- **記事**:
+++

むかし・あけぼの

田辺聖子さん訳の、
「むかし・あけぼの」
~小説枕草子~
(1986年初版)角川文庫

31、若菜(下) ⑯

2024年03月03日 08時23分01秒 | 「新源氏物語」田辺聖子訳










・源氏ははじめて、
女三の宮の物思わしげな風情、
沈んだお顔、
何もかもその理由がわかった。

何という情けない、
忌わしいことがおきたものだ。

これが人づてに聞いたのなら、
まさか、と信じられないが、
わが手で証拠をつかんでしまった。

しかも、
宮の場合は、
それならといって、
別れることも出来ない。

知らぬ顔を通して、
今まで通り妻として、
ねんごろに待遇しなければ、
いけないのだ。

形はそうだとしても、
もはや自分には、
隔てなく宮を、
いとしむことなど、
出来はしない。

宮は特別の方である。
ご身分も高く、
自分も大切にし、
気を遣ってきた。

そんな方を盗むとは、
また、大胆不敵な男である。

(私は柏木衛門督に、
見かえられたか。
この私が)

源氏は心外であり、
不快でもある。

だがそれを顔に出すことは出来ない。

おのずと暗く重い愁いの影が、
面をくまどっていく。

苦しみながら、
源氏はある夜、
愕然と悟ってはね起きた。

+++

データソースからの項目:
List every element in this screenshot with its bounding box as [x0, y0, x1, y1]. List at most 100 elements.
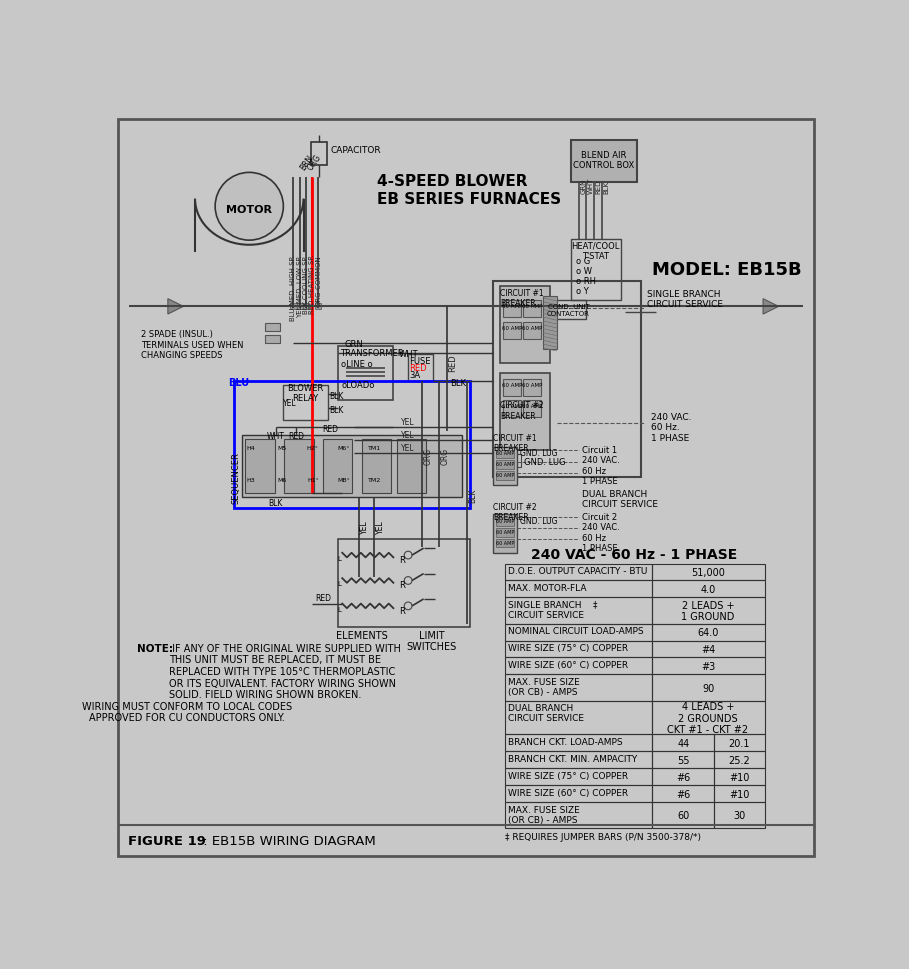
Text: oLINE o: oLINE o	[342, 359, 373, 368]
Text: GND. LUG: GND. LUG	[524, 457, 566, 466]
Text: BLEND AIR
CONTROL BOX: BLEND AIR CONTROL BOX	[573, 150, 634, 170]
Text: MOTOR: MOTOR	[226, 204, 273, 214]
Text: CIRCUIT #1
BREAKER: CIRCUIT #1 BREAKER	[500, 289, 544, 308]
Text: BLK: BLK	[451, 379, 466, 388]
Bar	[714, 752, 764, 768]
Bar	[396, 439, 426, 493]
Bar	[265, 324, 280, 331]
Bar	[653, 786, 714, 802]
Text: oLOADo: oLOADo	[342, 381, 375, 390]
Text: YEL: YEL	[375, 520, 385, 534]
Text: 44: 44	[677, 738, 689, 748]
Bar	[505, 658, 653, 674]
Text: NOTE:: NOTE:	[137, 643, 173, 653]
Text: BRANCH CKT. LOAD-AMPS: BRANCH CKT. LOAD-AMPS	[508, 737, 623, 746]
Text: R: R	[400, 580, 405, 590]
Text: RED: RED	[409, 363, 426, 372]
Bar	[523, 401, 542, 418]
Text: 4 LEADS +
2 GROUNDS
CKT #1 - CKT #2: 4 LEADS + 2 GROUNDS CKT #1 - CKT #2	[667, 702, 749, 735]
Text: CIRCUIT #2
BREAKER: CIRCUIT #2 BREAKER	[500, 401, 544, 421]
Text: : EB15B WIRING DIAGRAM: : EB15B WIRING DIAGRAM	[199, 834, 375, 847]
Text: TM1: TM1	[368, 446, 382, 451]
Text: #6: #6	[676, 772, 690, 782]
Text: YEL: YEL	[401, 443, 415, 453]
Text: WIRE SIZE (75° C) COPPER: WIRE SIZE (75° C) COPPER	[508, 643, 628, 652]
Text: M5: M5	[277, 446, 286, 451]
Text: RED: RED	[448, 355, 457, 372]
Text: L: L	[337, 580, 342, 587]
Bar	[505, 624, 653, 641]
Text: BLK: BLK	[329, 391, 344, 400]
Text: 60 AMP: 60 AMP	[496, 473, 514, 478]
Bar	[523, 323, 542, 339]
Bar	[495, 528, 514, 537]
Text: WHT: WHT	[398, 350, 418, 359]
Text: WIRE SIZE (60° C) COPPER: WIRE SIZE (60° C) COPPER	[508, 788, 628, 797]
Bar	[523, 301, 542, 318]
Bar	[543, 297, 557, 350]
Bar	[714, 735, 764, 752]
Text: 3A: 3A	[409, 370, 420, 379]
Text: WHT: WHT	[588, 178, 594, 194]
Text: H3: H3	[246, 478, 255, 483]
Text: 55: 55	[677, 755, 690, 766]
Text: SINGLE BRANCH
CIRCUIT SERVICE: SINGLE BRANCH CIRCUIT SERVICE	[647, 290, 723, 309]
Bar	[653, 624, 764, 641]
Bar	[315, 304, 321, 310]
Text: 64.0: 64.0	[697, 627, 719, 638]
Text: FIGURE 19: FIGURE 19	[127, 834, 205, 847]
Text: o W: o W	[576, 267, 593, 276]
Text: #4: #4	[701, 644, 715, 654]
Text: 60 AMP: 60 AMP	[502, 326, 522, 330]
Bar	[653, 674, 764, 701]
Text: BLK-COOLING SP.: BLK-COOLING SP.	[303, 255, 309, 313]
Bar	[505, 768, 653, 786]
Bar	[285, 439, 314, 493]
Text: WIRE SIZE (75° C) COPPER: WIRE SIZE (75° C) COPPER	[508, 771, 628, 780]
Text: RED: RED	[288, 431, 304, 441]
Text: 2 SPADE (INSUL.)
TERMINALS USED WHEN
CHANGING SPEEDS: 2 SPADE (INSUL.) TERMINALS USED WHEN CHA…	[141, 330, 244, 359]
Bar	[495, 517, 514, 526]
Bar	[505, 674, 653, 701]
Text: M6: M6	[277, 478, 286, 483]
Bar	[503, 323, 521, 339]
Text: BLK: BLK	[604, 181, 609, 194]
Text: YEL: YEL	[360, 520, 369, 534]
Text: BLU-MED. HIGH SP.: BLU-MED. HIGH SP.	[290, 255, 296, 321]
Text: MAX. FUSE SIZE
(OR CB) - AMPS: MAX. FUSE SIZE (OR CB) - AMPS	[508, 677, 580, 697]
Bar	[303, 304, 309, 310]
Bar	[495, 540, 514, 547]
Text: 60 AMP: 60 AMP	[502, 304, 522, 309]
Bar	[505, 641, 653, 658]
Text: TRANSFORMER: TRANSFORMER	[340, 349, 404, 358]
Polygon shape	[168, 299, 184, 315]
Bar	[323, 439, 353, 493]
Bar	[290, 304, 296, 310]
Text: MB°: MB°	[337, 478, 350, 483]
Bar	[245, 439, 275, 493]
Text: BLU: BLU	[228, 378, 249, 388]
Text: D.O.E. OUTPUT CAPACITY - BTU: D.O.E. OUTPUT CAPACITY - BTU	[508, 566, 647, 576]
Text: 60: 60	[677, 810, 689, 821]
Bar	[495, 451, 514, 458]
Text: 60 AMP: 60 AMP	[522, 383, 543, 388]
Text: 2 LEADS +
1 GROUND: 2 LEADS + 1 GROUND	[682, 600, 734, 622]
Text: HEAT/COOL
T'STAT: HEAT/COOL T'STAT	[572, 241, 620, 261]
Text: MAX. MOTOR-FLA: MAX. MOTOR-FLA	[508, 583, 586, 592]
Bar	[296, 304, 303, 310]
Circle shape	[215, 173, 284, 241]
Text: TM2: TM2	[368, 478, 382, 483]
Bar	[494, 447, 516, 485]
Bar	[242, 435, 463, 497]
Text: 30: 30	[733, 810, 745, 821]
Bar	[653, 598, 764, 624]
Text: L: L	[337, 555, 342, 561]
Text: GND. LUG: GND. LUG	[520, 449, 557, 457]
Text: 60 AMP: 60 AMP	[502, 383, 522, 388]
Text: 51,000: 51,000	[691, 568, 725, 578]
Text: ORG-COMMON: ORG-COMMON	[315, 255, 321, 305]
Bar	[714, 802, 764, 828]
Bar	[503, 379, 521, 396]
Text: IF ANY OF THE ORIGINAL WIRE SUPPLIED WITH
THIS UNIT MUST BE REPLACED, IT MUST BE: IF ANY OF THE ORIGINAL WIRE SUPPLIED WIT…	[169, 643, 401, 700]
Text: BRN: BRN	[298, 153, 315, 172]
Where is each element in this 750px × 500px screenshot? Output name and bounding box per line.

+++

- **指示文 A**:
記事の内容について、次の問いに答えよ。
(i) 源氏は、宮を今後どのように待遇しなければならないとしているか。
(ii) 源氏は、自分が誰に見かえられたかと思っているか。
(iii) 紹介されている本の初版は何年か。
- **指示文 B**: 記事の冒頭で、紹介されている本について示されている情報をすべて挙げよ。
- **指示文 C**: 源氏と女三の宮を描いた記事の続きを、最後の文「愕然と悟ってはね起きた」の後から書け。

- **回答 A**:
(i) 知らぬ顔を通して、今まで通り妻として、ねんごろに待遇しなければならない。
(ii) 柏木衛門督。
(iii) 1986年。

- **回答 B**:
訳者:田辺聖子
書名:「むかし・あけぼの」
副題:~小説枕草子~
初版:1986年
文庫:角川文庫

- **回答 C**:
(故・父院の桐壺院は、
もしや、
今の自分の苦しみのように、
私と継母・藤壺の宮のことを、
ご存じでいて、
知らぬふりをなさって、
いられたのではないか)

と。

柏木を弾劾し、
責めるべき資格が、
自分にはあるのだろうか。

さらに、
すべて知りながら、
じっと耐えて、
終生、やさしく、
いたわってくださった故・父院の、
苦悩と煩悶を自分は何十年、
気付かなかった。

今、自分がその場に立たされて、
あからさまに難詰することが、
出来るかかどうか・・・

源氏は何気ない風でいるが、
日ごとに物思いの深くなる様子を、
紫の上は見て、
別の見方で解釈していた。

(やっと命をとりとめたわたくしを、
あわれんで二條院へ、
おいでになったのだけれど、
やはりあちらの宮さまが、
ご心配なのだ)

と思った。

「どうぞ、あちらへ、
いらして下さいまし」

紫の上は、
源氏にやさしくすすめる。

「わたくしはもう、
すっかり快くなりました。
六條院の宮さまこそ、
お具合が悪いと、
承っております」

源氏は、

「六條院へ帰るときは、
あなたと一緒に帰ろう。
そこでゆっくり養生すればいい」

というが、
紫の上は源氏の口調に隠された、
苦みには気がつかなかった。

「わたくしはも少しこちらで、
のんびりさせて下さいまし。
あなたはひと足先に、
お帰りになって、
宮さまのお気持ちを、
晴れさせてあげて下さいまし」

などといっているうちに、
日はまたたくうちに、
過ぎてゆく。

宮は、
源氏が来ない日が重なるのを、
以前なら源氏の薄情から、
とばかり考えていらしたが、
今は、
自分の過失のせいと、
お気付きになる。

(御父院、朱雀院の、
お耳に入ったら、
どうお思いになるかしら)

とお考えになると、
さすがに顔向けも、
ならぬように思われる。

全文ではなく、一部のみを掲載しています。